— START OF The records —

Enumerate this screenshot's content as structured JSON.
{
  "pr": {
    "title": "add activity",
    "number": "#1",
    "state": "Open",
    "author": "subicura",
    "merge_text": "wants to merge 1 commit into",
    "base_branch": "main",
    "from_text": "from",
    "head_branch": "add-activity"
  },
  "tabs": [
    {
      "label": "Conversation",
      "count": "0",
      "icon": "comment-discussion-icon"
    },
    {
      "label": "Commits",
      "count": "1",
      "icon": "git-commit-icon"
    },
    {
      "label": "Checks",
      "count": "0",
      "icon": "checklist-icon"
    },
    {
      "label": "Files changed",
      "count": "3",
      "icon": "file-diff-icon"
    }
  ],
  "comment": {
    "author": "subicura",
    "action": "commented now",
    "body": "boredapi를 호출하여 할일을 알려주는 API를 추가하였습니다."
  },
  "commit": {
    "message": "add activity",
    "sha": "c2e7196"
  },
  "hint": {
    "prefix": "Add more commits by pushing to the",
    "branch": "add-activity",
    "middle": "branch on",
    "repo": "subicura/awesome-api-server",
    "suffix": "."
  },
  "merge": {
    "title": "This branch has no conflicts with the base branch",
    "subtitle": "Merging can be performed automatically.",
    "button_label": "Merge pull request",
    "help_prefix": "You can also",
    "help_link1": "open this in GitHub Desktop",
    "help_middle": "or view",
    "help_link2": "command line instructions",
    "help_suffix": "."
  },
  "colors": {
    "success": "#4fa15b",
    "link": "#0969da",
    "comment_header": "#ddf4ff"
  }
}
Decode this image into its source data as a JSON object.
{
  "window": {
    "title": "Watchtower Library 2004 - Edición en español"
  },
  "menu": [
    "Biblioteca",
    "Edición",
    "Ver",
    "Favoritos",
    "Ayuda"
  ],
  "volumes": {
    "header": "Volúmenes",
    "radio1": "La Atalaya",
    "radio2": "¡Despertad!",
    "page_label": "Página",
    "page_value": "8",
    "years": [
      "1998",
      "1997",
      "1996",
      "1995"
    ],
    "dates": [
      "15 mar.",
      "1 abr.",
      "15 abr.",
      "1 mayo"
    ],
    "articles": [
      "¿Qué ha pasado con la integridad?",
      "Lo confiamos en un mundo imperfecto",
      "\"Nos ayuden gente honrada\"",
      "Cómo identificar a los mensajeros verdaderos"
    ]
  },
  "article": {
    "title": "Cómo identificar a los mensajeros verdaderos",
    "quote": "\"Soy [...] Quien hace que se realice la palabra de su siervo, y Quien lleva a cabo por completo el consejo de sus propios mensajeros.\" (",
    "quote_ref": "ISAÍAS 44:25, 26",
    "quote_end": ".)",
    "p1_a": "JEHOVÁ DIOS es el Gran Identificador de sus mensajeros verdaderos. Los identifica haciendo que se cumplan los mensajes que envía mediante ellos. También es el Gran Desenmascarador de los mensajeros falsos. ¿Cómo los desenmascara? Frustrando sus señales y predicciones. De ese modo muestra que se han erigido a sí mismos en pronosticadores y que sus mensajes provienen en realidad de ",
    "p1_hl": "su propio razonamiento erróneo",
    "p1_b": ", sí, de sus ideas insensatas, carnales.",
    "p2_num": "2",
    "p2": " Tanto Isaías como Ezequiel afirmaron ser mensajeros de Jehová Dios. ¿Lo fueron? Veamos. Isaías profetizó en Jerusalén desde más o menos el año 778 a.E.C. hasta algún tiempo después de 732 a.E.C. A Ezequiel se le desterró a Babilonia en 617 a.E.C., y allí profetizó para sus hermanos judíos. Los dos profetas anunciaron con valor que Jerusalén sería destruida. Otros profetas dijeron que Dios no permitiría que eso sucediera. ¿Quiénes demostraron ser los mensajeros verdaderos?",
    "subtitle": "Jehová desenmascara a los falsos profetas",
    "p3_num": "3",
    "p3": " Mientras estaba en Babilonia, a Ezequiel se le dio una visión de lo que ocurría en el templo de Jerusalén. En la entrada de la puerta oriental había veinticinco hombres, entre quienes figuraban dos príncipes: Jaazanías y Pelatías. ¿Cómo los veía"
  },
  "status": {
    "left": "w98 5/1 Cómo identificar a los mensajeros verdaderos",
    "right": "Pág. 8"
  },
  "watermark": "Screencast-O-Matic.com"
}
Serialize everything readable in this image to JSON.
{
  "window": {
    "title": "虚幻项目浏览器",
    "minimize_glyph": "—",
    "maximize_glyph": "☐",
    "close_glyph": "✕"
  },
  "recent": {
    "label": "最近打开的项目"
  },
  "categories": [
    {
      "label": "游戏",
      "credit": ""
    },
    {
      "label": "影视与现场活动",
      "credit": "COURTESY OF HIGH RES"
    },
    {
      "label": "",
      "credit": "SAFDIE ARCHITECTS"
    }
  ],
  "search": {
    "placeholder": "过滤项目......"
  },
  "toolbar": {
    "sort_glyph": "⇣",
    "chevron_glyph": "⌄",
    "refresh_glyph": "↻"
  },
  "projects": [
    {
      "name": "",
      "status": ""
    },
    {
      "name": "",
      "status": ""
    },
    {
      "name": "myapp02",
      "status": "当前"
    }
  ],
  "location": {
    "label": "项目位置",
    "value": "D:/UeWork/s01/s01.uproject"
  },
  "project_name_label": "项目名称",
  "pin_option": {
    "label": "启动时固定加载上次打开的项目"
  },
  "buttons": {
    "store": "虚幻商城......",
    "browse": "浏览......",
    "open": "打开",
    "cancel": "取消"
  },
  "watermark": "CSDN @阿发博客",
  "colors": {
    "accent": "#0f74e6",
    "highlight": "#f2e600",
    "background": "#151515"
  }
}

— END OF The records —

### The request
Please return the data above exactly as given.

### Solved exercise
Enumerate this screenshot's content as structured JSON.
{
  "pr": {
    "title": "add activity",
    "number": "#1",
    "state": "Open",
    "author": "subicura",
    "merge_text": "wants to merge 1 commit into",
    "base_branch": "main",
    "from_text": "from",
    "head_branch": "add-activity"
  },
  "tabs": [
    {
      "label": "Conversation",
      "count": "0",
      "icon": "comment-discussion-icon"
    },
    {
      "label": "Commits",
      "count": "1",
      "icon": "git-commit-icon"
    },
    {
      "label": "Checks",
      "count": "0",
      "icon": "checklist-icon"
    },
    {
      "label": "Files changed",
      "count": "3",
      "icon": "file-diff-icon"
    }
  ],
  "comment": {
    "author": "subicura",
    "action": "commented now",
    "body": "boredapi를 호출하여 할일을 알려주는 API를 추가하였습니다."
  },
  "commit": {
    "message": "add activity",
    "sha": "c2e7196"
  },
  "hint": {
    "prefix": "Add more commits by pushing to the",
    "branch": "add-activity",
    "middle": "branch on",
    "repo": "subicura/awesome-api-server",
    "suffix": "."
  },
  "merge": {
    "title": "This branch has no conflicts with the base branch",
    "subtitle": "Merging can be performed automatically.",
    "button_label": "Merge pull request",
    "help_prefix": "You can also",
    "help_link1": "open this in GitHub Desktop",
    "help_middle": "or view",
    "help_link2": "command line instructions",
    "help_suffix": "."
  },
  "colors": {
    "success": "#4fa15b",
    "link": "#0969da",
    "comment_header": "#ddf4ff"
  }
}
Decode this image into its source data as a JSON object.
{
  "window": {
    "title": "Watchtower Library 2004 - Edición en español"
  },
  "menu": [
    "Biblioteca",
    "Edición",
    "Ver",
    "Favoritos",
    "Ayuda"
  ],
  "volumes": {
    "header": "Volúmenes",
    "radio1": "La Atalaya",
    "radio2": "¡Despertad!",
    "page_label": "Página",
    "page_value": "8",
    "years": [
      "1998",
      "1997",
      "1996",
      "1995"
    ],
    "dates": [
      "15 mar.",
      "1 abr.",
      "15 abr.",
      "1 mayo"
    ],
    "articles": [
      "¿Qué ha pasado con la integridad?",
      "Lo confiamos en un mundo imperfecto",
      "\"Nos ayuden gente honrada\"",
      "Cómo identificar a los mensajeros verdaderos"
    ]
  },
  "article": {
    "title": "Cómo identificar a los mensajeros verdaderos",
    "quote": "\"Soy [...] Quien hace que se realice la palabra de su siervo, y Quien lleva a cabo por completo el consejo de sus propios mensajeros.\" (",
    "quote_ref": "ISAÍAS 44:25, 26",
    "quote_end": ".)",
    "p1_a": "JEHOVÁ DIOS es el Gran Identificador de sus mensajeros verdaderos. Los identifica haciendo que se cumplan los mensajes que envía mediante ellos. También es el Gran Desenmascarador de los mensajeros falsos. ¿Cómo los desenmascara? Frustrando sus señales y predicciones. De ese modo muestra que se han erigido a sí mismos en pronosticadores y que sus mensajes provienen en realidad de ",
    "p1_hl": "su propio razonamiento erróneo",
    "p1_b": ", sí, de sus ideas insensatas, carnales.",
    "p2_num": "2",
    "p2": " Tanto Isaías como Ezequiel afirmaron ser mensajeros de Jehová Dios. ¿Lo fueron? Veamos. Isaías profetizó en Jerusalén desde más o menos el año 778 a.E.C. hasta algún tiempo después de 732 a.E.C. A Ezequiel se le desterró a Babilonia en 617 a.E.C., y allí profetizó para sus hermanos judíos. Los dos profetas anunciaron con valor que Jerusalén sería destruida. Otros profetas dijeron que Dios no permitiría que eso sucediera. ¿Quiénes demostraron ser los mensajeros verdaderos?",
    "subtitle": "Jehová desenmascara a los falsos profetas",
    "p3_num": "3",
    "p3": " Mientras estaba en Babilonia, a Ezequiel se le dio una visión de lo que ocurría en el templo de Jerusalén. En la entrada de la puerta oriental había veinticinco hombres, entre quienes figuraban dos príncipes: Jaazanías y Pelatías. ¿Cómo los veía"
  },
  "status": {
    "left": "w98 5/1 Cómo identificar a los mensajeros verdaderos",
    "right": "Pág. 8"
  },
  "watermark": "Screencast-O-Matic.com"
}
Serialize everything readable in this image to JSON.
{
  "window": {
    "title": "虚幻项目浏览器",
    "minimize_glyph": "—",
    "maximize_glyph": "☐",
    "close_glyph": "✕"
  },
  "recent": {
    "label": "最近打开的项目"
  },
  "categories": [
    {
      "label": "游戏",
      "credit": ""
    },
    {
      "label": "影视与现场活动",
      "credit": "COURTESY OF HIGH RES"
    },
    {
      "label": "",
      "credit": "SAFDIE ARCHITECTS"
    }
  ],
  "search": {
    "placeholder": "过滤项目......"
  },
  "toolbar": {
    "sort_glyph": "⇣",
    "chevron_glyph": "⌄",
    "refresh_glyph": "↻"
  },
  "projects": [
    {
      "name": "",
      "status": ""
    },
    {
      "name": "",
      "status": ""
    },
    {
      "name": "myapp02",
      "status": "当前"
    }
  ],
  "location": {
    "label": "项目位置",
    "value": "D:/UeWork/s01/s01.uproject"
  },
  "project_name_label": "项目名称",
  "pin_option": {
    "label": "启动时固定加载上次打开的项目"
  },
  "buttons": {
    "store": "虚幻商城......",
    "browse": "浏览......",
    "open": "打开",
    "cancel": "取消"
  },
  "watermark": "CSDN @阿发博客",
  "colors": {
    "accent": "#0f74e6",
    "highlight": "#f2e600",
    "background": "#151515"
  }
}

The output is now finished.